**Trecho selecionado**

Poucos dias após o seu lançamento, as autoridades de Hangzhou disseram em comunicado que a linha direta do prefeito recebeu muitas ligações de pessoas que têm dúvidas sobre seus códigos e, assim, criaram um aplicativo online para pessoas que exigem uma revisão dos códigos atribuídos a elas.

À medida que o povo chinês recomeça a suspender as medidas de bloqueio e viajar, surge outro problema: nem todas as cidades e províncias reconhecem os códigos de saúde umas das outras. Embora todos os QR codes tenham as mesmas três cores e sejam desenvolvidos pelas mesmas empresas, eles são baseados em diferentes bancos de dados da COVID-19 configurados pelas autoridades locais.

Como os bancos de dados não são compartilhados entre os governos locais e governos diferentes podem ter padrões diferentes para atribuir as cores, alguns relutam em reconhecer códigos de saúde de outros lugares, de acordo com o jornal do governo Legal Daily.

Um morador de Hubei de sobrenome Yuan, que retornou à província de Guizhou para trabalhar no final de março, após o fim do bloqueio, disse ao Legal Daily que tinha que passar mais 14 dias de quarentena em Guizhou, apesar de ter um código de saúde verde de Hubei, onde já havia cumprido uma quarentena de 14 dias. De acordo com o jornal, Guizhou não reconhece os códigos de saúde de Hubei.

Para resolver o problema, o governo central lançou um “código nacional de prevenção de epidemias”. Como conta Mao Qunan, um funcionário da Comissão Nacional de Saúde, o governo também enviou um banco de dados nacional de casos confirmados e suspeitos de COVID-19, incluindo seus contatos próximos, em uma plataforma centralizada, esperando que os governos locais possam reconhecer os códigos de saúde um do outro através do compartilhamento de dados.

**Linhas**

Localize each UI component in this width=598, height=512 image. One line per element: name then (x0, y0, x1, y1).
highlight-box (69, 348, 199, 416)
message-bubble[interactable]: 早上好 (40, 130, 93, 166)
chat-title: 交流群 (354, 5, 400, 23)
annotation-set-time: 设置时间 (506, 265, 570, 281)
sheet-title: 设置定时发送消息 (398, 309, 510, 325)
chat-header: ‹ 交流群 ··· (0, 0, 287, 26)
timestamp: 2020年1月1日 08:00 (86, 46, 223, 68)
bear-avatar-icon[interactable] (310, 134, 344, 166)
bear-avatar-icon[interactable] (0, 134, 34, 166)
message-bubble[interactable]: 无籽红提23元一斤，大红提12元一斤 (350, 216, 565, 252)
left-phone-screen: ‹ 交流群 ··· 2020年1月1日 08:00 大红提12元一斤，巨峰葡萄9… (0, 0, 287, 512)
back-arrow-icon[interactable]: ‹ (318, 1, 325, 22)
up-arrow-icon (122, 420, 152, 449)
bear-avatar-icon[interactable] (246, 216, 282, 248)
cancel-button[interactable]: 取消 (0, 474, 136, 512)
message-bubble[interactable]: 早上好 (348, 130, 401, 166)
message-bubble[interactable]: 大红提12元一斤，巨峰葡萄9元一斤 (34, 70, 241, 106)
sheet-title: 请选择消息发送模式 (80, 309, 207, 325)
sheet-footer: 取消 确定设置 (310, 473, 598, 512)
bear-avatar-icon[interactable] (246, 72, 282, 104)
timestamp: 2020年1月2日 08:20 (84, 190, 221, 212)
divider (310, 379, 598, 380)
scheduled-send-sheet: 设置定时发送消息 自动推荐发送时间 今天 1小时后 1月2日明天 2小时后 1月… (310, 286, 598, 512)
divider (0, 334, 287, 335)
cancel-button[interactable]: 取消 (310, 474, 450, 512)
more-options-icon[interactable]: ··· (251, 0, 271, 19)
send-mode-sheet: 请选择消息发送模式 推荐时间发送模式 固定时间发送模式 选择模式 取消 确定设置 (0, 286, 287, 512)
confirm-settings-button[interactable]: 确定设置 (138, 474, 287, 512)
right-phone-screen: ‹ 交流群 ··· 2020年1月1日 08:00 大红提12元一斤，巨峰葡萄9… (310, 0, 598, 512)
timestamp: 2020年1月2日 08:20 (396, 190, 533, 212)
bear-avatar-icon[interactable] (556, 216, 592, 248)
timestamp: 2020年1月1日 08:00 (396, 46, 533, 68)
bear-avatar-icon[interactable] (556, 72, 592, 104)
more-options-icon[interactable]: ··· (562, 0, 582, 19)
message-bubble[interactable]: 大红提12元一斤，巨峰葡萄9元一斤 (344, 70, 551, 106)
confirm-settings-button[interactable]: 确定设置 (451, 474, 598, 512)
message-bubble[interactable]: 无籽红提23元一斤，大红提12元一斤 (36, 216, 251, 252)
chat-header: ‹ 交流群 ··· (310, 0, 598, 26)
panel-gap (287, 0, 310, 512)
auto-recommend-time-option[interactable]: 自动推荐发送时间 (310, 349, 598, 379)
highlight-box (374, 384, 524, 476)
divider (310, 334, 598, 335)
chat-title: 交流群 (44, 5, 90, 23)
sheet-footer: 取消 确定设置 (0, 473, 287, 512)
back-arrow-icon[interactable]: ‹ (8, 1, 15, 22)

**Descrição da tarefa**
Reescreva de forma mais curta o parágrafo do trecho selecionado que começa com “Para resolver o problema”, mantendo seus fatos principais.

**Sua solução**
O governo central criou um “código nacional de prevenção de epidemias” para resolver o problema. Segundo Mao Qunan, da Comissão Nacional de Saúde, também pôs numa plataforma centralizada um banco de dados nacional de casos confirmados e suspeitos de COVID-19 e de seus contatos próximos. A expectativa é que, com o compartilhamento de dados, os governos locais reconheçam os códigos de saúde uns dos outros.